TASK GOAL: Copy every line of the material below word for word, leaving out the pictures.
>> start
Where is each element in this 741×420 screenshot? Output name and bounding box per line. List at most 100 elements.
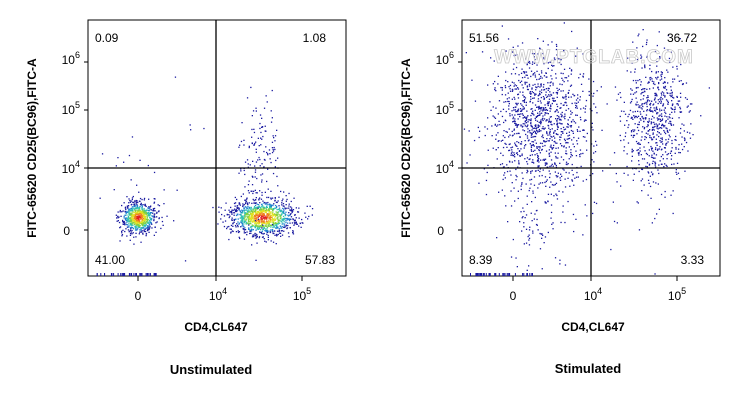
event-dot [233, 214, 235, 216]
axis-pileup-dot [526, 273, 528, 276]
event-dot [288, 218, 290, 221]
event-dot [128, 198, 130, 200]
event-dot [691, 103, 693, 105]
event-dot [575, 155, 578, 157]
event-dot [571, 139, 573, 141]
event-dot [538, 175, 541, 177]
event-dot [653, 81, 655, 83]
event-dot [512, 116, 515, 118]
event-dot [528, 229, 531, 231]
event-dot [244, 215, 246, 217]
event-dot [549, 155, 551, 157]
event-dot [540, 109, 542, 111]
event-dot [513, 82, 515, 84]
event-dot [579, 73, 581, 75]
event-dot [658, 132, 660, 134]
event-dot [258, 222, 260, 224]
event-dot [128, 154, 131, 157]
event-dot [498, 191, 500, 193]
event-dot [641, 190, 643, 192]
event-dot [275, 218, 277, 221]
event-dot [639, 143, 641, 145]
event-dot [540, 85, 542, 87]
event-dot [663, 92, 665, 94]
event-dot [128, 211, 130, 213]
event-dot [532, 159, 534, 161]
event-dot [616, 222, 618, 224]
event-dot [657, 76, 659, 78]
event-dot [124, 207, 127, 209]
event-dot [124, 214, 126, 216]
event-dot [656, 125, 658, 127]
event-dot [127, 220, 129, 222]
event-dot [545, 91, 547, 93]
event-dot [473, 139, 476, 142]
event-dot [555, 155, 557, 158]
event-dot [286, 207, 288, 209]
event-dot [536, 147, 538, 149]
event-dot [679, 92, 682, 94]
event-dot [126, 219, 128, 221]
event-dot [529, 154, 531, 157]
event-dot [266, 213, 268, 215]
event-dot [544, 112, 546, 114]
event-dot [148, 219, 151, 221]
event-dot [659, 56, 661, 58]
event-dot [569, 67, 571, 69]
event-dot [520, 110, 523, 112]
event-dot [533, 176, 536, 178]
event-dot [660, 102, 662, 104]
event-dot [574, 122, 577, 124]
event-dot [521, 104, 523, 106]
event-dot [582, 129, 585, 131]
event-dot [261, 181, 263, 183]
event-dot [540, 123, 542, 125]
event-dot [246, 215, 248, 217]
event-dot [132, 224, 134, 226]
event-dot [259, 122, 261, 125]
event-dot [653, 129, 655, 131]
event-dot [526, 126, 528, 128]
event-dot [245, 206, 247, 208]
event-dot [535, 125, 537, 127]
event-dot [530, 183, 532, 185]
event-dot [634, 115, 636, 118]
event-dot [258, 198, 260, 200]
event-dot [255, 202, 257, 204]
event-dot [252, 209, 255, 211]
event-dot [545, 163, 547, 165]
event-dot [276, 175, 278, 178]
event-dot [247, 220, 250, 222]
event-dot [125, 223, 128, 225]
event-dot [582, 152, 584, 155]
event-dot [657, 119, 659, 121]
event-dot [123, 221, 125, 223]
event-dot [636, 149, 638, 152]
event-dot [519, 221, 521, 223]
event-dot [678, 80, 680, 82]
event-dot [238, 207, 240, 209]
event-dot [281, 223, 283, 225]
event-dot [267, 209, 270, 211]
event-dot [530, 132, 532, 134]
event-dot [266, 230, 268, 232]
event-dot [555, 110, 557, 112]
event-dot [124, 211, 126, 213]
event-dot [535, 129, 538, 132]
event-dot [649, 185, 652, 188]
event-dot [563, 97, 565, 99]
event-dot [268, 224, 270, 226]
event-dot [619, 120, 622, 122]
event-dot [670, 51, 672, 53]
event-dot [151, 223, 153, 225]
event-dot [285, 218, 287, 220]
event-dot [250, 212, 252, 215]
event-dot [658, 31, 660, 33]
y-axis-label: FITC-65620 CD25(BC96),FITC-A [399, 58, 413, 238]
event-dot [659, 160, 661, 162]
event-dot [547, 95, 549, 97]
event-dot [141, 221, 143, 223]
event-dot [529, 92, 531, 94]
event-dot [669, 94, 671, 96]
event-dot [565, 96, 567, 98]
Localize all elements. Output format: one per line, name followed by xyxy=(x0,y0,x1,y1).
>> end
RESPONSE BELOW:
Where is each element in this 741×420 screenshot? Output name and bounding box per line. List at most 100 elements.
event-dot [233, 214, 235, 216]
axis-pileup-dot [526, 273, 528, 276]
event-dot [288, 218, 290, 221]
event-dot [128, 198, 130, 200]
event-dot [691, 103, 693, 105]
event-dot [575, 155, 578, 157]
event-dot [571, 139, 573, 141]
event-dot [538, 175, 541, 177]
event-dot [653, 81, 655, 83]
event-dot [512, 116, 515, 118]
event-dot [528, 229, 531, 231]
event-dot [244, 215, 246, 217]
event-dot [549, 155, 551, 157]
event-dot [540, 109, 542, 111]
event-dot [513, 82, 515, 84]
event-dot [579, 73, 581, 75]
event-dot [658, 132, 660, 134]
event-dot [258, 222, 260, 224]
event-dot [128, 154, 131, 157]
event-dot [498, 191, 500, 193]
event-dot [641, 190, 643, 192]
event-dot [275, 218, 277, 221]
event-dot [639, 143, 641, 145]
event-dot [540, 85, 542, 87]
event-dot [663, 92, 665, 94]
event-dot [128, 211, 130, 213]
event-dot [532, 159, 534, 161]
event-dot [616, 222, 618, 224]
event-dot [657, 76, 659, 78]
event-dot [124, 207, 127, 209]
event-dot [124, 214, 126, 216]
event-dot [656, 125, 658, 127]
event-dot [127, 220, 129, 222]
event-dot [545, 91, 547, 93]
event-dot [473, 139, 476, 142]
event-dot [555, 155, 557, 158]
event-dot [286, 207, 288, 209]
event-dot [536, 147, 538, 149]
event-dot [679, 92, 682, 94]
event-dot [126, 219, 128, 221]
event-dot [529, 154, 531, 157]
event-dot [266, 213, 268, 215]
event-dot [544, 112, 546, 114]
event-dot [148, 219, 151, 221]
event-dot [659, 56, 661, 58]
event-dot [569, 67, 571, 69]
event-dot [520, 110, 523, 112]
event-dot [533, 176, 536, 178]
event-dot [660, 102, 662, 104]
event-dot [574, 122, 577, 124]
event-dot [521, 104, 523, 106]
event-dot [582, 129, 585, 131]
event-dot [261, 181, 263, 183]
event-dot [540, 123, 542, 125]
event-dot [246, 215, 248, 217]
event-dot [132, 224, 134, 226]
event-dot [259, 122, 261, 125]
event-dot [653, 129, 655, 131]
event-dot [526, 126, 528, 128]
event-dot [245, 206, 247, 208]
event-dot [535, 125, 537, 127]
event-dot [530, 183, 532, 185]
event-dot [634, 115, 636, 118]
event-dot [258, 198, 260, 200]
event-dot [255, 202, 257, 204]
event-dot [252, 209, 255, 211]
event-dot [545, 163, 547, 165]
event-dot [276, 175, 278, 178]
event-dot [247, 220, 250, 222]
event-dot [125, 223, 128, 225]
event-dot [582, 152, 584, 155]
event-dot [657, 119, 659, 121]
event-dot [123, 221, 125, 223]
event-dot [636, 149, 638, 152]
event-dot [519, 221, 521, 223]
event-dot [678, 80, 680, 82]
event-dot [238, 207, 240, 209]
event-dot [281, 223, 283, 225]
event-dot [267, 209, 270, 211]
event-dot [530, 132, 532, 134]
event-dot [266, 230, 268, 232]
event-dot [555, 110, 557, 112]
event-dot [124, 211, 126, 213]
event-dot [535, 129, 538, 132]
event-dot [649, 185, 652, 188]
event-dot [563, 97, 565, 99]
event-dot [268, 224, 270, 226]
event-dot [619, 120, 622, 122]
event-dot [670, 51, 672, 53]
event-dot [151, 223, 153, 225]
event-dot [285, 218, 287, 220]
event-dot [250, 212, 252, 215]
event-dot [658, 31, 660, 33]
y-axis-label: FITC-65620 CD25(BC96),FITC-A [399, 58, 413, 238]
event-dot [659, 160, 661, 162]
event-dot [547, 95, 549, 97]
event-dot [141, 221, 143, 223]
event-dot [529, 92, 531, 94]
event-dot [669, 94, 671, 96]
event-dot [565, 96, 567, 98]
Localize all elements. Output format: one per line, name followed by xyxy=(x0,y0,x1,y1).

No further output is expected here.